REQUIRED TASK
Repeat the listing in full. Nothing may be added or left out.

====== RECORD EXCERPTS ======

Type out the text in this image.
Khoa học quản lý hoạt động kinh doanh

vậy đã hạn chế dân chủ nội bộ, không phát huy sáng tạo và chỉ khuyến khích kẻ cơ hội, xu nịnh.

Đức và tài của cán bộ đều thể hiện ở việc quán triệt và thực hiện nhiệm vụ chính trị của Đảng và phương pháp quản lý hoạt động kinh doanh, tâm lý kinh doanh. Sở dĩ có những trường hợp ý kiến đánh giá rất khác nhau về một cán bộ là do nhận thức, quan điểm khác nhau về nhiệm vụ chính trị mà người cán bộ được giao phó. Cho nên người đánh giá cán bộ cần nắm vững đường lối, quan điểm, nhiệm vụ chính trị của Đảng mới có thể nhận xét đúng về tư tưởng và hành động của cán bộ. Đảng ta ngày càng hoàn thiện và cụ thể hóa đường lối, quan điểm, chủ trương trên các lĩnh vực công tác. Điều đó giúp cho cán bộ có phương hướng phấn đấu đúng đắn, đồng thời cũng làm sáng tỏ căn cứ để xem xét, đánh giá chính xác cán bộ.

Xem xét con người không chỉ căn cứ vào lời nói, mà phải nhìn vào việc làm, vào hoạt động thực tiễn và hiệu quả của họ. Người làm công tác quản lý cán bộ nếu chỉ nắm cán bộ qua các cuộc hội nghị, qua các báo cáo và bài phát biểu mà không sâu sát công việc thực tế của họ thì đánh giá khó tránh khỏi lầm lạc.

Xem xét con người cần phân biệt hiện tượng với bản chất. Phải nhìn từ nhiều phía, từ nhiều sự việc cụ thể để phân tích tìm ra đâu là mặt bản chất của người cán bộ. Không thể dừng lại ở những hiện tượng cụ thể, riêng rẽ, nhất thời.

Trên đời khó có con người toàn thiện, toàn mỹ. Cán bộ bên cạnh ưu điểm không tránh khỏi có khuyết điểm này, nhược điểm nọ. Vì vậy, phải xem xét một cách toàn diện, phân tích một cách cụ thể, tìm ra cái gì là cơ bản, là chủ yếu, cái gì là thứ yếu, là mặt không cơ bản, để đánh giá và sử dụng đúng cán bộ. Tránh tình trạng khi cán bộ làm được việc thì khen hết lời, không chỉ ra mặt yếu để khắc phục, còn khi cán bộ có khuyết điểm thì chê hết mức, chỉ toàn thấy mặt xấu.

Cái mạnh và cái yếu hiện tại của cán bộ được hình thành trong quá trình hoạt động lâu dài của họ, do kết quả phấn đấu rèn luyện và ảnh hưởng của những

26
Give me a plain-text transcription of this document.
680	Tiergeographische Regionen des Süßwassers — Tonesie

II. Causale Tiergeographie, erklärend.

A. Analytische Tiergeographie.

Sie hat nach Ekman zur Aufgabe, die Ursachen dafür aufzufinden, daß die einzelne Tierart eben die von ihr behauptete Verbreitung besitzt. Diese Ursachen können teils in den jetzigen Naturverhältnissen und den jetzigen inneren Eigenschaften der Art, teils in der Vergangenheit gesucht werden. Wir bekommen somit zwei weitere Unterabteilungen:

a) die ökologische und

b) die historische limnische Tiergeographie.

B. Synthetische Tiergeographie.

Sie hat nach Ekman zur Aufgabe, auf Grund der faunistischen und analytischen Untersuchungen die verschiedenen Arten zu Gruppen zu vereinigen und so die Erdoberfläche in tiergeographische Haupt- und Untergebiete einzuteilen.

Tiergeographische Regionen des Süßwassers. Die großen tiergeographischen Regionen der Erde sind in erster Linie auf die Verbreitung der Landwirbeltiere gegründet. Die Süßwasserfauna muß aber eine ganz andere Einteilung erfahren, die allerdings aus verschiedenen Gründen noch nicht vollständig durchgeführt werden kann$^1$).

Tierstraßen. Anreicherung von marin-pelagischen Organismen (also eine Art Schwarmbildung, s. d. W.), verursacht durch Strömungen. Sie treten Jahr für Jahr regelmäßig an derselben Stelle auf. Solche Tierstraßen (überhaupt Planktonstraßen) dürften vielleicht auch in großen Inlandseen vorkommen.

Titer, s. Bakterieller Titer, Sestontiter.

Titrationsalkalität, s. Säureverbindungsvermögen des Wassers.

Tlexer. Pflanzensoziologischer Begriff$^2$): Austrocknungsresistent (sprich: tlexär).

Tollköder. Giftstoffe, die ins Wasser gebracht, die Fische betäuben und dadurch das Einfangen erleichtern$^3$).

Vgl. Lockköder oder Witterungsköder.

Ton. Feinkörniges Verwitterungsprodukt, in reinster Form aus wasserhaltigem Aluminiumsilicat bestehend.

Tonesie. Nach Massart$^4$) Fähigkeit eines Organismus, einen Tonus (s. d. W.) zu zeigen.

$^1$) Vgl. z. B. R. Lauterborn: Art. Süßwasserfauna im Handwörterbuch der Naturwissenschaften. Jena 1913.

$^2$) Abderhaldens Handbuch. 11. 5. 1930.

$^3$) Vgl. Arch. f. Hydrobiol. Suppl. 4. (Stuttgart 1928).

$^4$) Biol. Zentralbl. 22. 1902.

======

TASK RESULT
Type out the text in this image.
Khoa học quản lý hoạt động kinh doanh

vậy đã hạn chế dân chủ nội bộ, không phát huy sáng tạo và chỉ khuyến khích kẻ cơ hội, xu nịnh.

Đức và tài của cán bộ đều thể hiện ở việc quán triệt và thực hiện nhiệm vụ chính trị của Đảng và phương pháp quản lý hoạt động kinh doanh, tâm lý kinh doanh. Sở dĩ có những trường hợp ý kiến đánh giá rất khác nhau về một cán bộ là do nhận thức, quan điểm khác nhau về nhiệm vụ chính trị mà người cán bộ được giao phó. Cho nên người đánh giá cán bộ cần nắm vững đường lối, quan điểm, nhiệm vụ chính trị của Đảng mới có thể nhận xét đúng về tư tưởng và hành động của cán bộ. Đảng ta ngày càng hoàn thiện và cụ thể hóa đường lối, quan điểm, chủ trương trên các lĩnh vực công tác. Điều đó giúp cho cán bộ có phương hướng phấn đấu đúng đắn, đồng thời cũng làm sáng tỏ căn cứ để xem xét, đánh giá chính xác cán bộ.

Xem xét con người không chỉ căn cứ vào lời nói, mà phải nhìn vào việc làm, vào hoạt động thực tiễn và hiệu quả của họ. Người làm công tác quản lý cán bộ nếu chỉ nắm cán bộ qua các cuộc hội nghị, qua các báo cáo và bài phát biểu mà không sâu sát công việc thực tế của họ thì đánh giá khó tránh khỏi lầm lạc.

Xem xét con người cần phân biệt hiện tượng với bản chất. Phải nhìn từ nhiều phía, từ nhiều sự việc cụ thể để phân tích tìm ra đâu là mặt bản chất của người cán bộ. Không thể dừng lại ở những hiện tượng cụ thể, riêng rẽ, nhất thời.

Trên đời khó có con người toàn thiện, toàn mỹ. Cán bộ bên cạnh ưu điểm không tránh khỏi có khuyết điểm này, nhược điểm nọ. Vì vậy, phải xem xét một cách toàn diện, phân tích một cách cụ thể, tìm ra cái gì là cơ bản, là chủ yếu, cái gì là thứ yếu, là mặt không cơ bản, để đánh giá và sử dụng đúng cán bộ. Tránh tình trạng khi cán bộ làm được việc thì khen hết lời, không chỉ ra mặt yếu để khắc phục, còn khi cán bộ có khuyết điểm thì chê hết mức, chỉ toàn thấy mặt xấu.

Cái mạnh và cái yếu hiện tại của cán bộ được hình thành trong quá trình hoạt động lâu dài của họ, do kết quả phấn đấu rèn luyện và ảnh hưởng của những

26
Give me a plain-text transcription of this document.
680	Tiergeographische Regionen des Süßwassers — Tonesie

II. Causale Tiergeographie, erklärend.

A. Analytische Tiergeographie.

Sie hat nach Ekman zur Aufgabe, die Ursachen dafür aufzufinden, daß die einzelne Tierart eben die von ihr behauptete Verbreitung besitzt. Diese Ursachen können teils in den jetzigen Naturverhältnissen und den jetzigen inneren Eigenschaften der Art, teils in der Vergangenheit gesucht werden. Wir bekommen somit zwei weitere Unterabteilungen:

a) die ökologische und

b) die historische limnische Tiergeographie.

B. Synthetische Tiergeographie.

Sie hat nach Ekman zur Aufgabe, auf Grund der faunistischen und analytischen Untersuchungen die verschiedenen Arten zu Gruppen zu vereinigen und so die Erdoberfläche in tiergeographische Haupt- und Untergebiete einzuteilen.

Tiergeographische Regionen des Süßwassers. Die großen tiergeographischen Regionen der Erde sind in erster Linie auf die Verbreitung der Landwirbeltiere gegründet. Die Süßwasserfauna muß aber eine ganz andere Einteilung erfahren, die allerdings aus verschiedenen Gründen noch nicht vollständig durchgeführt werden kann$^1$).

Tierstraßen. Anreicherung von marin-pelagischen Organismen (also eine Art Schwarmbildung, s. d. W.), verursacht durch Strömungen. Sie treten Jahr für Jahr regelmäßig an derselben Stelle auf. Solche Tierstraßen (überhaupt Planktonstraßen) dürften vielleicht auch in großen Inlandseen vorkommen.

Titer, s. Bakterieller Titer, Sestontiter.

Titrationsalkalität, s. Säureverbindungsvermögen des Wassers.

Tlexer. Pflanzensoziologischer Begriff$^2$): Austrocknungsresistent (sprich: tlexär).

Tollköder. Giftstoffe, die ins Wasser gebracht, die Fische betäuben und dadurch das Einfangen erleichtern$^3$).

Vgl. Lockköder oder Witterungsköder.

Ton. Feinkörniges Verwitterungsprodukt, in reinster Form aus wasserhaltigem Aluminiumsilicat bestehend.

Tonesie. Nach Massart$^4$) Fähigkeit eines Organismus, einen Tonus (s. d. W.) zu zeigen.

$^1$) Vgl. z. B. R. Lauterborn: Art. Süßwasserfauna im Handwörterbuch der Naturwissenschaften. Jena 1913.

$^2$) Abderhaldens Handbuch. 11. 5. 1930.

$^3$) Vgl. Arch. f. Hydrobiol. Suppl. 4. (Stuttgart 1928).

$^4$) Biol. Zentralbl. 22. 1902.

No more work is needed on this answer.